Give the count of lines containing the string "this", with no other output.
<<<<
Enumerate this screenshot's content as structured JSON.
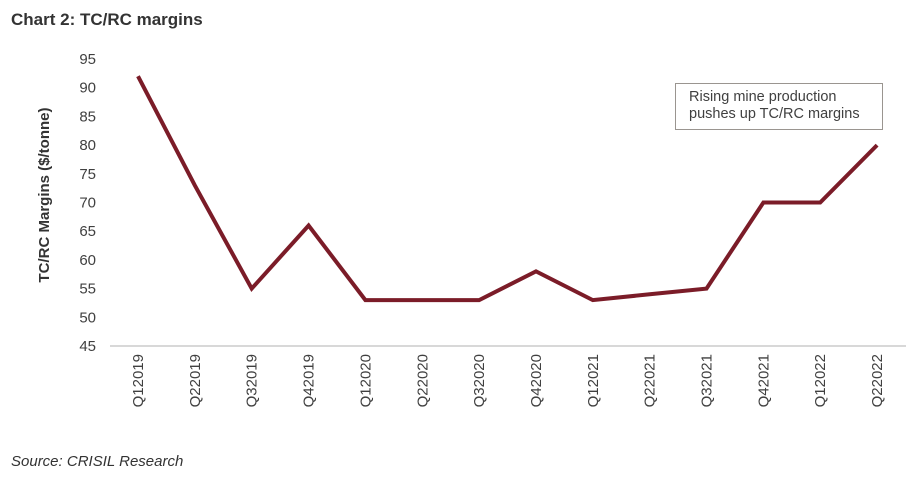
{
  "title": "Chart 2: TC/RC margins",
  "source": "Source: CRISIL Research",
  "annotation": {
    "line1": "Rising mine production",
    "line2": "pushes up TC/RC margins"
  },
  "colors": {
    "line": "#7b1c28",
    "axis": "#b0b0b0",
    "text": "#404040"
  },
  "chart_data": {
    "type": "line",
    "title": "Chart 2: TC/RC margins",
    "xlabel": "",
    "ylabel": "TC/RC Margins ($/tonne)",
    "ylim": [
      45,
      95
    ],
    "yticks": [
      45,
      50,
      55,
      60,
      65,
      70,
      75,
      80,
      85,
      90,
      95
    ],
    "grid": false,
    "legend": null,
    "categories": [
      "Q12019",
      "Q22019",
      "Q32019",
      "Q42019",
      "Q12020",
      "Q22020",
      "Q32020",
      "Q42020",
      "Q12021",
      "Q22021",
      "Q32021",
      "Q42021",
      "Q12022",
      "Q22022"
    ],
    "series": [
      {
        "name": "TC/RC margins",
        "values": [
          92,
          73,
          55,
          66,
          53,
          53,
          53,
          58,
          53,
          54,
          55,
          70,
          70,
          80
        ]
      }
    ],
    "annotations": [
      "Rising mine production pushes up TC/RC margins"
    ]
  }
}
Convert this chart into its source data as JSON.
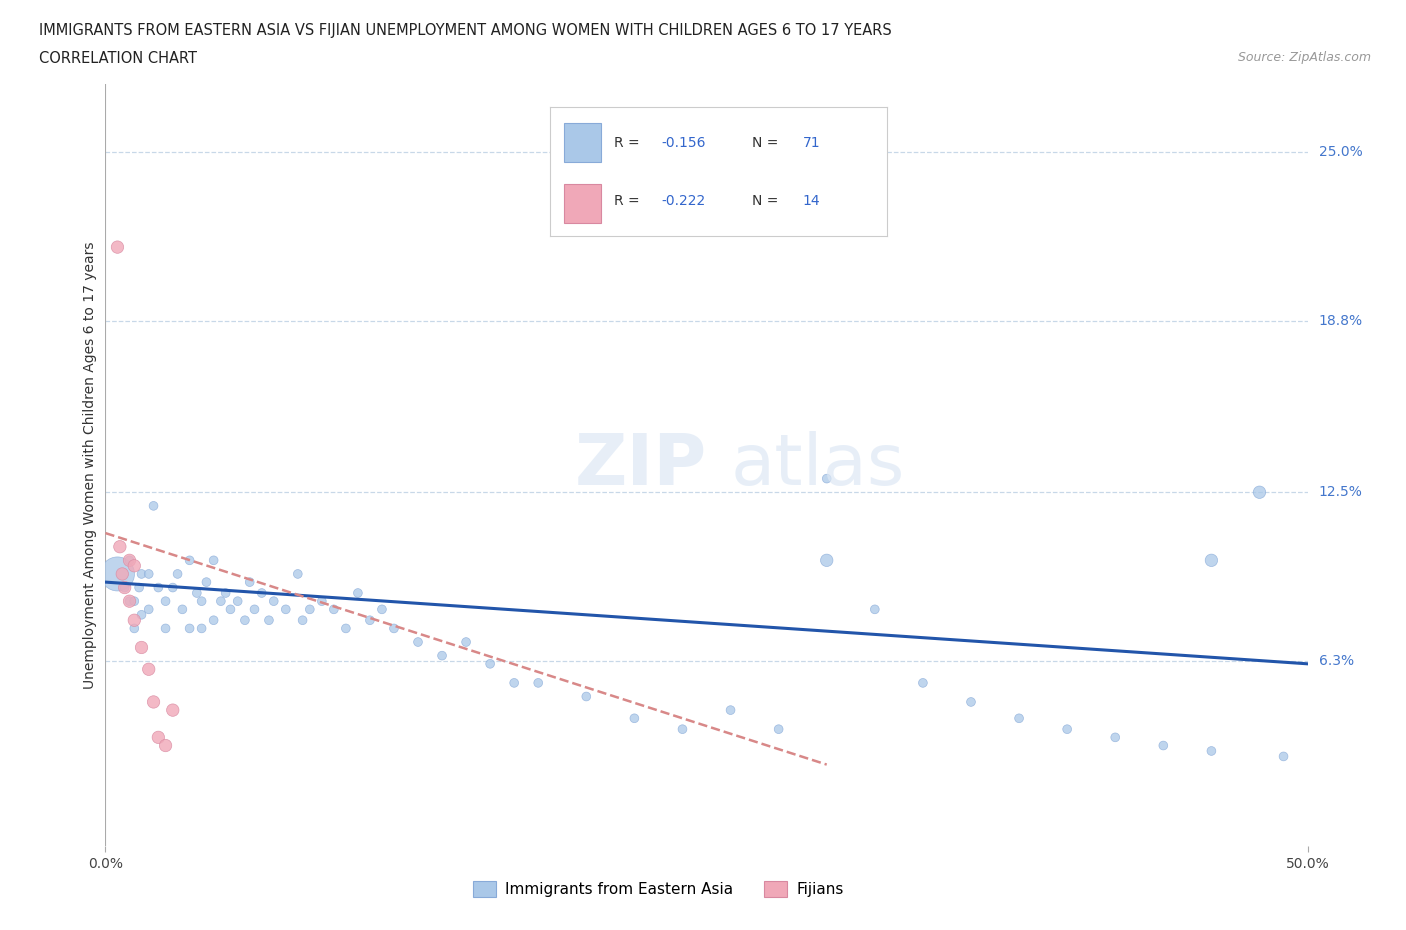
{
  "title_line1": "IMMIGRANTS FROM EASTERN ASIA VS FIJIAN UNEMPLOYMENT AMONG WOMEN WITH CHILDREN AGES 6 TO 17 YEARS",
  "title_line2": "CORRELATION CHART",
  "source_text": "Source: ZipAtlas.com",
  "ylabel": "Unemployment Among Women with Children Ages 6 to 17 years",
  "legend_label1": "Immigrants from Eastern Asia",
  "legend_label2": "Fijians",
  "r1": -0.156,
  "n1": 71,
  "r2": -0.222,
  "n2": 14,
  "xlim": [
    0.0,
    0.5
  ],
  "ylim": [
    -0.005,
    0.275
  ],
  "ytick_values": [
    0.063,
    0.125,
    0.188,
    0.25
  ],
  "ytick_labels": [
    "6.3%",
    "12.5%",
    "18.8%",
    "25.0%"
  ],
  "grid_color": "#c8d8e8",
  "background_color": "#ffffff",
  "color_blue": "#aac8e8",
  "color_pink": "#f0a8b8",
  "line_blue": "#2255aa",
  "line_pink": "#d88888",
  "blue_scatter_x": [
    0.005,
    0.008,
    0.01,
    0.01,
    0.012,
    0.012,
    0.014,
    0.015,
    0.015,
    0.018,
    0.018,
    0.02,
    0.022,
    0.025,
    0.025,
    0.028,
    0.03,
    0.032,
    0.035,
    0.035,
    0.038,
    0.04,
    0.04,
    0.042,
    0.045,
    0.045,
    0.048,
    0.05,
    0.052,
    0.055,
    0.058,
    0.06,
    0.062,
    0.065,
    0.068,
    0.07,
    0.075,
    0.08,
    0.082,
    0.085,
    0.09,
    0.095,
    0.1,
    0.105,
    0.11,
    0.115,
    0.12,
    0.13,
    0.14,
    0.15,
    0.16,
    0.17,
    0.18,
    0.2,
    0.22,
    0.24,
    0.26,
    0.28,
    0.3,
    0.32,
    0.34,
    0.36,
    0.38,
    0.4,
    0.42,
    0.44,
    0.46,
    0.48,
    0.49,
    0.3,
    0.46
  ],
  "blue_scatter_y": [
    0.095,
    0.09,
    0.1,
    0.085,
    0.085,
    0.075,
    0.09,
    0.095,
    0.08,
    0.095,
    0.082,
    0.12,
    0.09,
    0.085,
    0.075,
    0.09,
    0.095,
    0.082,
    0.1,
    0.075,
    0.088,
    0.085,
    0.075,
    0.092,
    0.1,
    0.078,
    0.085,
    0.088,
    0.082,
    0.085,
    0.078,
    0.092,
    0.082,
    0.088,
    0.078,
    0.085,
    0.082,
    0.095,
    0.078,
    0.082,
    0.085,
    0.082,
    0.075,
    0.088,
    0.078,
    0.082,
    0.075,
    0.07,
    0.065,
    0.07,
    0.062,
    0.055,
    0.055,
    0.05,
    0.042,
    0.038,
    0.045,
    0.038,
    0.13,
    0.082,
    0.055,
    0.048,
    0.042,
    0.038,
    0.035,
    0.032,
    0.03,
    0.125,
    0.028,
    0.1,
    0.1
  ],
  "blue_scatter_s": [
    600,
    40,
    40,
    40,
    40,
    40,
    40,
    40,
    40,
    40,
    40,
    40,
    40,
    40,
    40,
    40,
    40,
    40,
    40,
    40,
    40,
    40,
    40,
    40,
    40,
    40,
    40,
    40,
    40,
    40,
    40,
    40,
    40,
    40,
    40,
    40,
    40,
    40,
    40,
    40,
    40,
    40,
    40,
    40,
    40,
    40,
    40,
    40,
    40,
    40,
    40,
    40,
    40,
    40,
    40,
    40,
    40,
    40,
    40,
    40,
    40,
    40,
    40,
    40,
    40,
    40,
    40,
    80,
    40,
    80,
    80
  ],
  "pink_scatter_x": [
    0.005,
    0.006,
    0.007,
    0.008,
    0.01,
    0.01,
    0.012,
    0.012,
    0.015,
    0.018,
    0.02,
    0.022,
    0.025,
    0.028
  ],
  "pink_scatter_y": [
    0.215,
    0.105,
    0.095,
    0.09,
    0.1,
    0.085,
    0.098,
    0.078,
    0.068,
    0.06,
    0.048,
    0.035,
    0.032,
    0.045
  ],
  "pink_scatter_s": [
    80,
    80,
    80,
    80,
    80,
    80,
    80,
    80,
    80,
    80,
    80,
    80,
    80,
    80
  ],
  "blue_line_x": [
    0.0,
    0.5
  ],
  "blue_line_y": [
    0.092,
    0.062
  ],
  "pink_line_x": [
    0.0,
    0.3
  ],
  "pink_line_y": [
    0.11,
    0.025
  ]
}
>>>>
<<<<
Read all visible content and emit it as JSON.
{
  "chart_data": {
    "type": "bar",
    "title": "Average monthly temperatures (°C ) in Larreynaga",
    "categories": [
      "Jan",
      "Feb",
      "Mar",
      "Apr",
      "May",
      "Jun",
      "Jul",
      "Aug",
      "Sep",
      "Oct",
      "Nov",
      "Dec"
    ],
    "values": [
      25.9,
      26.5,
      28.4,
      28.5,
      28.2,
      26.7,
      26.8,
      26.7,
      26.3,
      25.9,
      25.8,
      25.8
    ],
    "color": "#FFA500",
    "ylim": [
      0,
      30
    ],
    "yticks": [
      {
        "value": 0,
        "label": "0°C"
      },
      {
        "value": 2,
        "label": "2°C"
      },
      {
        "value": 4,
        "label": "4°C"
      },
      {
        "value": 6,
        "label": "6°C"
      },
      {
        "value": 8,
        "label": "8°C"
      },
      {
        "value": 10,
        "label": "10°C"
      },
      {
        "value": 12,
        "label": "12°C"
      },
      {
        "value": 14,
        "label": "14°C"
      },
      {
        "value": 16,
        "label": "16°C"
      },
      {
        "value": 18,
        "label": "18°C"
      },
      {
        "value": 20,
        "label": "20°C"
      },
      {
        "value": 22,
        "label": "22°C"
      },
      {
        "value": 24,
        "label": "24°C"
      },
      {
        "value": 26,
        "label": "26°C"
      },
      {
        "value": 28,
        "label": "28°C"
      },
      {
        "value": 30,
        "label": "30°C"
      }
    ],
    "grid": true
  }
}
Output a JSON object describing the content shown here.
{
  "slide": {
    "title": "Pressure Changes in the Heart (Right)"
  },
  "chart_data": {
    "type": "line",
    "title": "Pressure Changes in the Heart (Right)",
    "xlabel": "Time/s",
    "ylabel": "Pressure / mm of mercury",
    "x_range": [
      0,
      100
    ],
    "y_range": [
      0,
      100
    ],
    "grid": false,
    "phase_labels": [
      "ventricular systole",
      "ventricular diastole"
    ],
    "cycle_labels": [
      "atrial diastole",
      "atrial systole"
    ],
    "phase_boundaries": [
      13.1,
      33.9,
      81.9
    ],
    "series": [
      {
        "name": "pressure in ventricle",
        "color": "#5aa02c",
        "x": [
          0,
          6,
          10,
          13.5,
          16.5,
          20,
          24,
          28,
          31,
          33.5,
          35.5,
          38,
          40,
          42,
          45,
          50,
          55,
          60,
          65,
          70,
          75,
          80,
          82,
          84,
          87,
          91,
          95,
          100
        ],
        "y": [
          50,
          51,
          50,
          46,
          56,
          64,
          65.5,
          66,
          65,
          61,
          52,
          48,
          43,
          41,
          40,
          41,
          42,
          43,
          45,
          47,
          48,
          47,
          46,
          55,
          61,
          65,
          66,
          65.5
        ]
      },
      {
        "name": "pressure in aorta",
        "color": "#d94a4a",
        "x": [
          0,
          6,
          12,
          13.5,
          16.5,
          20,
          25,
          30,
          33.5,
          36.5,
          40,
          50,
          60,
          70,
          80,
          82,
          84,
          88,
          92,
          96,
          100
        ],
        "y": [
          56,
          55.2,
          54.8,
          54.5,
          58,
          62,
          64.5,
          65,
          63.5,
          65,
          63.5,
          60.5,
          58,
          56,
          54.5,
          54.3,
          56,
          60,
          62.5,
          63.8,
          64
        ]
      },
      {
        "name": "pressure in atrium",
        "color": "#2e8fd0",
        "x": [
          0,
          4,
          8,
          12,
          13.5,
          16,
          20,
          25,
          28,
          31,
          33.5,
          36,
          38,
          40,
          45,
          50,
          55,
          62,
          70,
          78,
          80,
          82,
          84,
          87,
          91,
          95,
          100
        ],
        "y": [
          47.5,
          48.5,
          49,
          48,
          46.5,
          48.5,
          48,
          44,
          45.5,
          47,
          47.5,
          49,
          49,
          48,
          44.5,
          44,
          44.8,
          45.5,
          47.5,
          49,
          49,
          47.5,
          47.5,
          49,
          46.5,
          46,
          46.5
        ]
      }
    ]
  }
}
>>>>
Written answer: 2